Without the pictures, set down every line of the data exactly.
** Start of Supplied entries **
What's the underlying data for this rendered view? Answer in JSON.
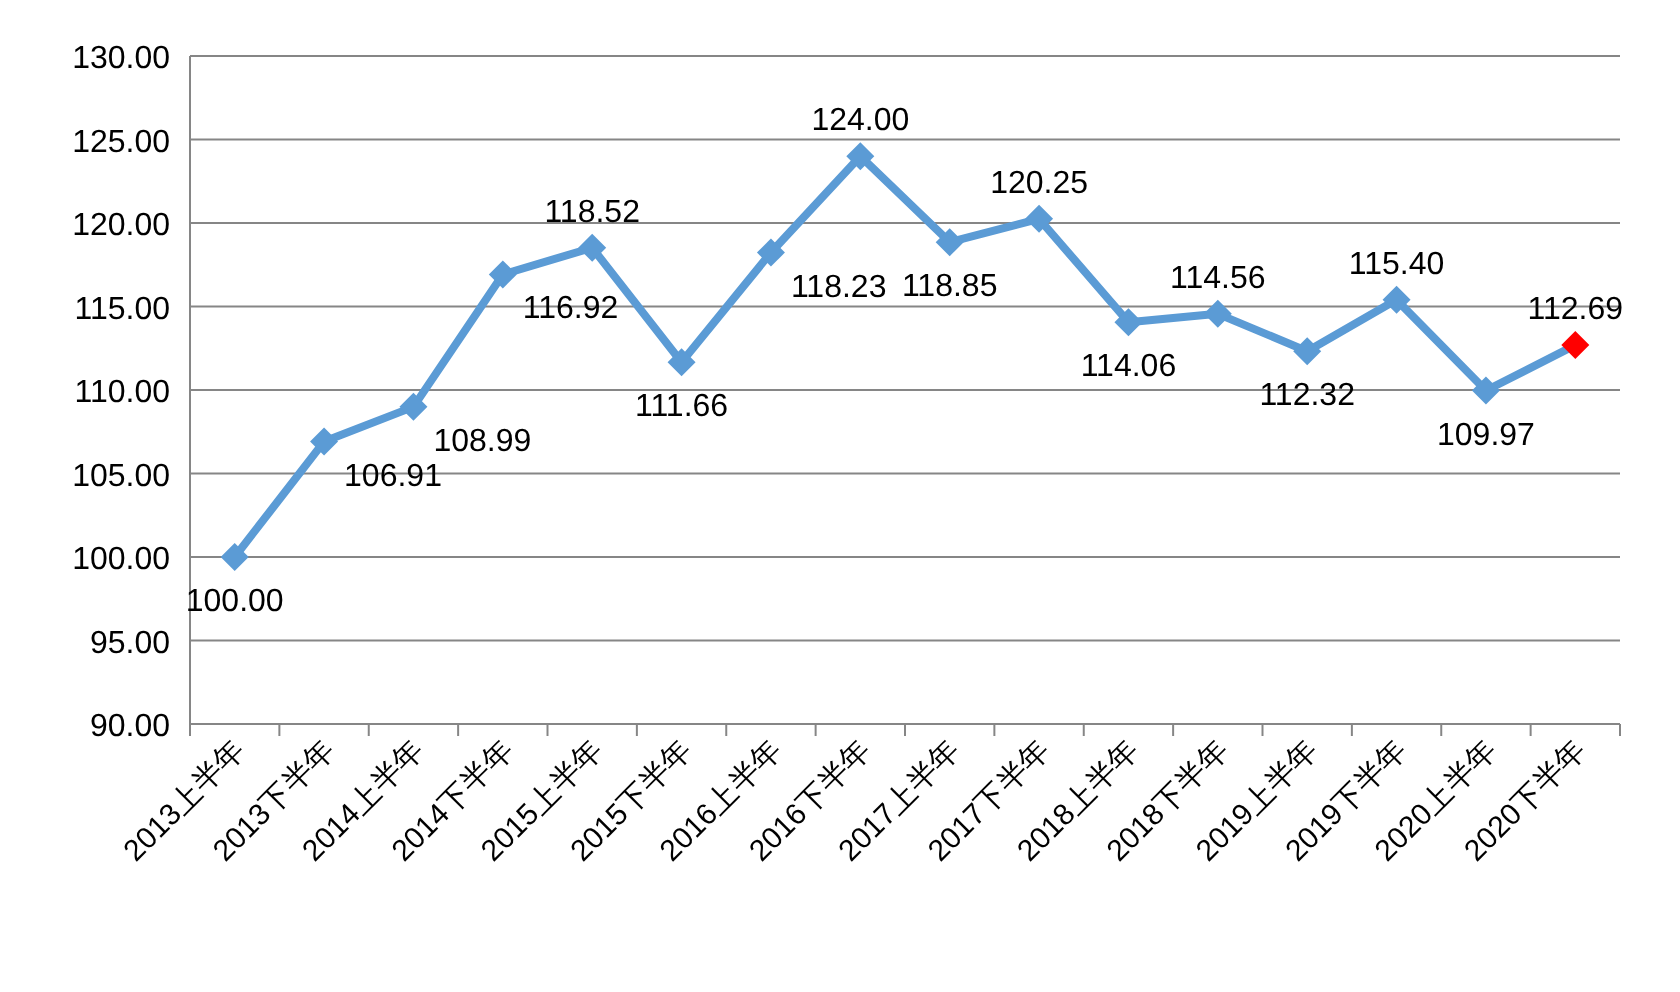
{
  "chart_data": {
    "type": "line",
    "categories": [
      "2013上半年",
      "2013下半年",
      "2014上半年",
      "2014下半年",
      "2015上半年",
      "2015下半年",
      "2016上半年",
      "2016下半年",
      "2017上半年",
      "2017下半年",
      "2018上半年",
      "2018下半年",
      "2019上半年",
      "2019下半年",
      "2020上半年",
      "2020下半年"
    ],
    "series": [
      {
        "color": "#5b9bd5",
        "colors": [
          "#5b9bd5",
          "#5b9bd5",
          "#5b9bd5",
          "#5b9bd5",
          "#5b9bd5",
          "#5b9bd5",
          "#5b9bd5",
          "#5b9bd5",
          "#5b9bd5",
          "#5b9bd5",
          "#5b9bd5",
          "#5b9bd5",
          "#5b9bd5",
          "#5b9bd5",
          "#5b9bd5",
          "#ff0000"
        ],
        "values": [
          100.0,
          106.91,
          108.99,
          116.92,
          118.52,
          111.66,
          118.23,
          124.0,
          118.85,
          120.25,
          114.06,
          114.56,
          112.32,
          115.4,
          109.97,
          112.69
        ],
        "value_labels": [
          "100.00",
          "106.91",
          "108.99",
          "116.92",
          "118.52",
          "111.66",
          "118.23",
          "124.00",
          "118.85",
          "120.25",
          "114.06",
          "114.56",
          "112.32",
          "115.40",
          "109.97",
          "112.69"
        ]
      }
    ],
    "ylim": [
      90,
      130
    ],
    "yticks": [
      {
        "value": 90,
        "label": "90.00"
      },
      {
        "value": 95,
        "label": "95.00"
      },
      {
        "value": 100,
        "label": "100.00"
      },
      {
        "value": 105,
        "label": "105.00"
      },
      {
        "value": 110,
        "label": "110.00"
      },
      {
        "value": 115,
        "label": "115.00"
      },
      {
        "value": 120,
        "label": "120.00"
      },
      {
        "value": 125,
        "label": "125.00"
      },
      {
        "value": 130,
        "label": "130.00"
      }
    ],
    "grid": "y",
    "marker": "diamond",
    "line_style": "solid"
  }
}
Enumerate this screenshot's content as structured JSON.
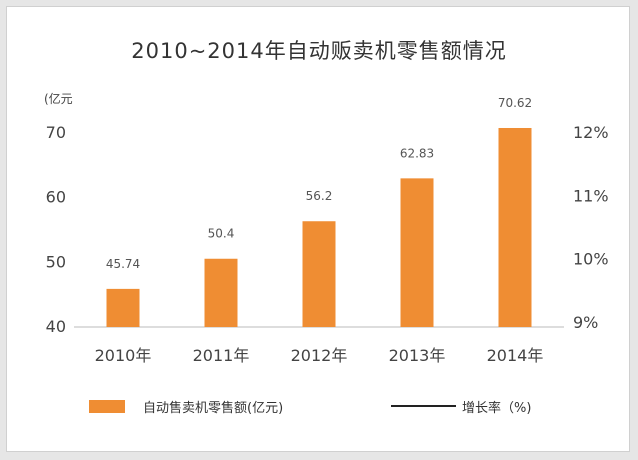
{
  "colors": {
    "bar": "#ef8d33",
    "line": "#222222",
    "gridline": "#e8e8e8",
    "axis": "#bbbbbb"
  },
  "chart_data": {
    "type": "bar",
    "title": "2010~2014年自动贩卖机零售额情况",
    "y_unit": "(亿元",
    "categories": [
      "2010年",
      "2011年",
      "2012年",
      "2013年",
      "2014年"
    ],
    "series": [
      {
        "name": "自动售卖机零售额(亿元)",
        "values": [
          45.74,
          50.4,
          56.2,
          62.83,
          70.62
        ],
        "data_labels": [
          "45.74",
          "50.4",
          "56.2",
          "62.83",
          "70.62"
        ]
      }
    ],
    "line_series": {
      "name": "增长率（%)",
      "values": []
    },
    "ylim": [
      40,
      72
    ],
    "yticks": [
      40,
      50,
      60,
      70
    ],
    "y2lim": [
      9,
      12.2
    ],
    "y2ticks": [
      "9%",
      "10%",
      "11%",
      "12%"
    ],
    "y2tick_values": [
      9,
      10,
      11,
      12
    ],
    "grid": false,
    "legend_position": "bottom"
  }
}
** End of Supplied entries **
** Reply **
What's the underlying data for this rendered view? Answer in JSON.
{
  "chart_data": {
    "type": "line",
    "categories": [
      "2013上半年",
      "2013下半年",
      "2014上半年",
      "2014下半年",
      "2015上半年",
      "2015下半年",
      "2016上半年",
      "2016下半年",
      "2017上半年",
      "2017下半年",
      "2018上半年",
      "2018下半年",
      "2019上半年",
      "2019下半年",
      "2020上半年",
      "2020下半年"
    ],
    "series": [
      {
        "color": "#5b9bd5",
        "colors": [
          "#5b9bd5",
          "#5b9bd5",
          "#5b9bd5",
          "#5b9bd5",
          "#5b9bd5",
          "#5b9bd5",
          "#5b9bd5",
          "#5b9bd5",
          "#5b9bd5",
          "#5b9bd5",
          "#5b9bd5",
          "#5b9bd5",
          "#5b9bd5",
          "#5b9bd5",
          "#5b9bd5",
          "#ff0000"
        ],
        "values": [
          100.0,
          106.91,
          108.99,
          116.92,
          118.52,
          111.66,
          118.23,
          124.0,
          118.85,
          120.25,
          114.06,
          114.56,
          112.32,
          115.4,
          109.97,
          112.69
        ],
        "value_labels": [
          "100.00",
          "106.91",
          "108.99",
          "116.92",
          "118.52",
          "111.66",
          "118.23",
          "124.00",
          "118.85",
          "120.25",
          "114.06",
          "114.56",
          "112.32",
          "115.40",
          "109.97",
          "112.69"
        ]
      }
    ],
    "ylim": [
      90,
      130
    ],
    "yticks": [
      {
        "value": 90,
        "label": "90.00"
      },
      {
        "value": 95,
        "label": "95.00"
      },
      {
        "value": 100,
        "label": "100.00"
      },
      {
        "value": 105,
        "label": "105.00"
      },
      {
        "value": 110,
        "label": "110.00"
      },
      {
        "value": 115,
        "label": "115.00"
      },
      {
        "value": 120,
        "label": "120.00"
      },
      {
        "value": 125,
        "label": "125.00"
      },
      {
        "value": 130,
        "label": "130.00"
      }
    ],
    "grid": "y",
    "marker": "diamond",
    "line_style": "solid"
  }
}
Enumerate this screenshot's content as structured JSON.
{
  "colors": {
    "bar": "#ef8d33",
    "line": "#222222",
    "gridline": "#e8e8e8",
    "axis": "#bbbbbb"
  },
  "chart_data": {
    "type": "bar",
    "title": "2010~2014年自动贩卖机零售额情况",
    "y_unit": "(亿元",
    "categories": [
      "2010年",
      "2011年",
      "2012年",
      "2013年",
      "2014年"
    ],
    "series": [
      {
        "name": "自动售卖机零售额(亿元)",
        "values": [
          45.74,
          50.4,
          56.2,
          62.83,
          70.62
        ],
        "data_labels": [
          "45.74",
          "50.4",
          "56.2",
          "62.83",
          "70.62"
        ]
      }
    ],
    "line_series": {
      "name": "增长率（%)",
      "values": []
    },
    "ylim": [
      40,
      72
    ],
    "yticks": [
      40,
      50,
      60,
      70
    ],
    "y2lim": [
      9,
      12.2
    ],
    "y2ticks": [
      "9%",
      "10%",
      "11%",
      "12%"
    ],
    "y2tick_values": [
      9,
      10,
      11,
      12
    ],
    "grid": false,
    "legend_position": "bottom"
  }
}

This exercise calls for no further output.